# Set task
From the entries below, count every line that contains the word "size". Please give the number and nothing else.

# Given data
»»
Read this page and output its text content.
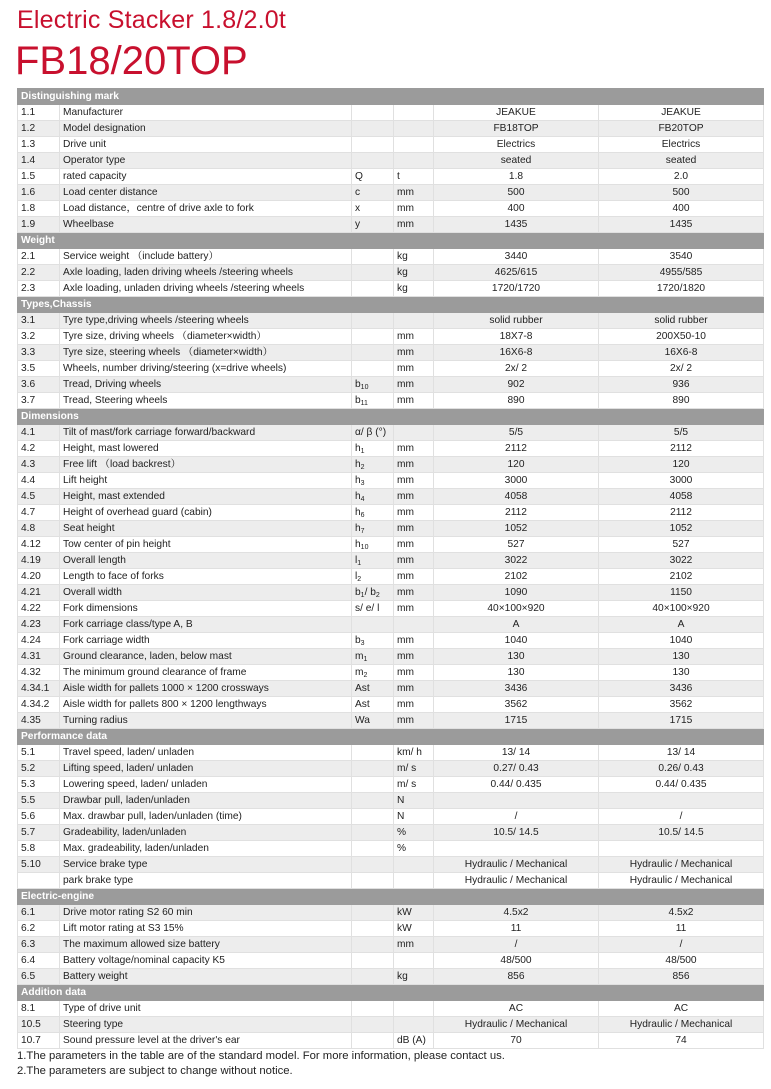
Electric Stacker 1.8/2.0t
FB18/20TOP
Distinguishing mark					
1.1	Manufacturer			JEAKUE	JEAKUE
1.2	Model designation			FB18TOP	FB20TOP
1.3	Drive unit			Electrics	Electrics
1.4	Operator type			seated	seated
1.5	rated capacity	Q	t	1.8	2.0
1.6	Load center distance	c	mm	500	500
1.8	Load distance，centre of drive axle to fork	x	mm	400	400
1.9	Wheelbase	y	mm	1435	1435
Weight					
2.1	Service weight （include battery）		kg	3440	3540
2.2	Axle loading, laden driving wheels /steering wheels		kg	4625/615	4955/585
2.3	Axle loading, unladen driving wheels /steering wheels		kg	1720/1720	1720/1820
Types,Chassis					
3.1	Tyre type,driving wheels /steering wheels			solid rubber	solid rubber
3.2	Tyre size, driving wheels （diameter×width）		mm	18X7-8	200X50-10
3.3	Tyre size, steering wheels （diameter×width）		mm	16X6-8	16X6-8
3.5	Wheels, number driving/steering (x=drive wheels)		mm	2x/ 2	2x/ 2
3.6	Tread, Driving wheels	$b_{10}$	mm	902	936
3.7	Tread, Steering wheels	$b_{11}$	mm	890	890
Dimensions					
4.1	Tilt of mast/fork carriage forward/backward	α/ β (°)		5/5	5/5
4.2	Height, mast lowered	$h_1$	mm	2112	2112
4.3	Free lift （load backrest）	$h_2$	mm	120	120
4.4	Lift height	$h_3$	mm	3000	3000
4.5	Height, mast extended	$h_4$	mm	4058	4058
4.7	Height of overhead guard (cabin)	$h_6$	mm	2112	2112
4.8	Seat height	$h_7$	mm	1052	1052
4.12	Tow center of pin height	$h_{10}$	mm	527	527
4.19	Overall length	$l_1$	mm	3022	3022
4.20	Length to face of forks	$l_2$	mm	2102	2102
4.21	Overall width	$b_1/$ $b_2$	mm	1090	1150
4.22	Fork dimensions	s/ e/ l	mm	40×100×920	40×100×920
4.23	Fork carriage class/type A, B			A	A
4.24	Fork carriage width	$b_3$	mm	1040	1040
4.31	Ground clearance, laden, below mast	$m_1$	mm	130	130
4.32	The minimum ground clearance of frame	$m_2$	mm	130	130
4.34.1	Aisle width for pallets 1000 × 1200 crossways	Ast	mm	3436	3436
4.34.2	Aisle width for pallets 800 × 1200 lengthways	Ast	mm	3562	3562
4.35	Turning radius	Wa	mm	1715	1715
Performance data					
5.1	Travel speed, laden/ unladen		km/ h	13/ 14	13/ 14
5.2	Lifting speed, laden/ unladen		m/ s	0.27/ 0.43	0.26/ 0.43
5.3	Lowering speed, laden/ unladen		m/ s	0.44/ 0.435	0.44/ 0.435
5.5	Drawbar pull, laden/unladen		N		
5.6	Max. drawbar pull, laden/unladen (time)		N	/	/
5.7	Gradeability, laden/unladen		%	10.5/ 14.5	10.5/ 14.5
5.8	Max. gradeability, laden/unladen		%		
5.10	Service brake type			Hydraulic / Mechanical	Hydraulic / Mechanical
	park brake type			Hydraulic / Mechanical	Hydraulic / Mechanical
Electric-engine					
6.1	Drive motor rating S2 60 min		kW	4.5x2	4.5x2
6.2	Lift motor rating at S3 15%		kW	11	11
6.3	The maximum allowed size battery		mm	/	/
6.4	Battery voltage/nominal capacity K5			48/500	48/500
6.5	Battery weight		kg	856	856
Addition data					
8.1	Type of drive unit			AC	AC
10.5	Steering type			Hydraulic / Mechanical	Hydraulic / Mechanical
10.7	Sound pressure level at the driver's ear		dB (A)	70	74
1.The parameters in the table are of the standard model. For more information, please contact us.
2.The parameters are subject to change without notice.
««
»»
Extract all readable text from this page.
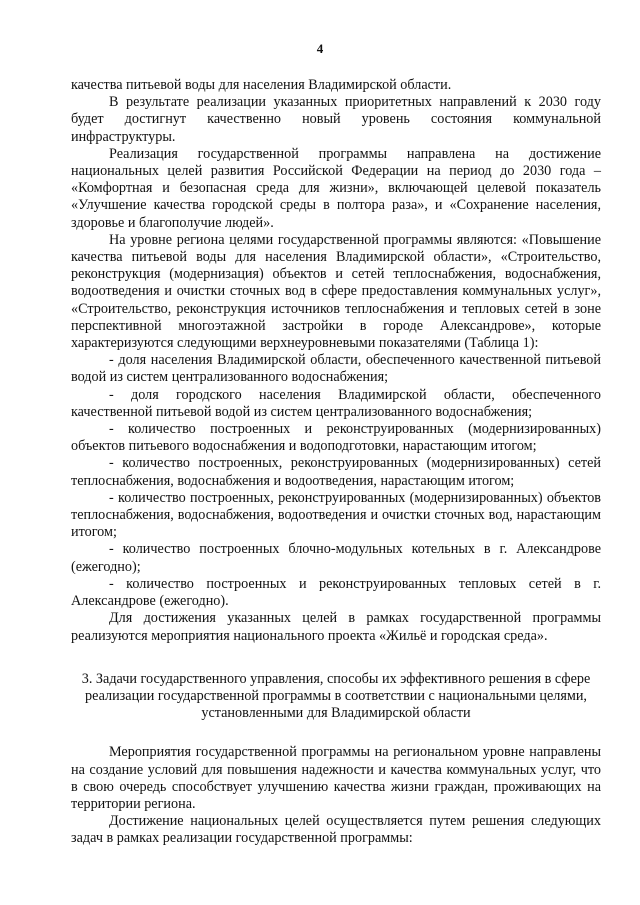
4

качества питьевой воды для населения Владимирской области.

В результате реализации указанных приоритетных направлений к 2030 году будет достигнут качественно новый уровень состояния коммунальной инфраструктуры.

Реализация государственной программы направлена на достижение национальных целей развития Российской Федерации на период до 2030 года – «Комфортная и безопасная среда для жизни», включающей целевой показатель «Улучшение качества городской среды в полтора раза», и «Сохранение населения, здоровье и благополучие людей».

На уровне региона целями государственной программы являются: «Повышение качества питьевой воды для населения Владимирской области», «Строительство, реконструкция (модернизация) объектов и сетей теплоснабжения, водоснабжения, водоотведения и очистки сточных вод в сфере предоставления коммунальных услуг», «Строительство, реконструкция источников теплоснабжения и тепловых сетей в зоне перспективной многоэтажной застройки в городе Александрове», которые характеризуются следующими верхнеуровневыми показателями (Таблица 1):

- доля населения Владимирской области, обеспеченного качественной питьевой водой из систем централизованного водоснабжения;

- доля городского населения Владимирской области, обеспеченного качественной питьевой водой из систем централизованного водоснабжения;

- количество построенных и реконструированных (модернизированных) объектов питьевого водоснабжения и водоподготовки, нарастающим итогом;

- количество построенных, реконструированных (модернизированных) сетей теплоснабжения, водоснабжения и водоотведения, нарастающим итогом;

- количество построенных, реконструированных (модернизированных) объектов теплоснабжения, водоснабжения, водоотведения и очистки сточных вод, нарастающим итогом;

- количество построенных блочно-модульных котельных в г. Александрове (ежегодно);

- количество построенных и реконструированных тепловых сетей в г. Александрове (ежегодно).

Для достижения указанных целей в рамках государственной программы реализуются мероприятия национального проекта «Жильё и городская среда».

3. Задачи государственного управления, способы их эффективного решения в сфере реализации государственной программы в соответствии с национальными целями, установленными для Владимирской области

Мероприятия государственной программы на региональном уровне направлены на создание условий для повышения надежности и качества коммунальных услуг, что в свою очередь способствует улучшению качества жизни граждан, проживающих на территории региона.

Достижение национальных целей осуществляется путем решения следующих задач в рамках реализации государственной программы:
««
# Task answer
3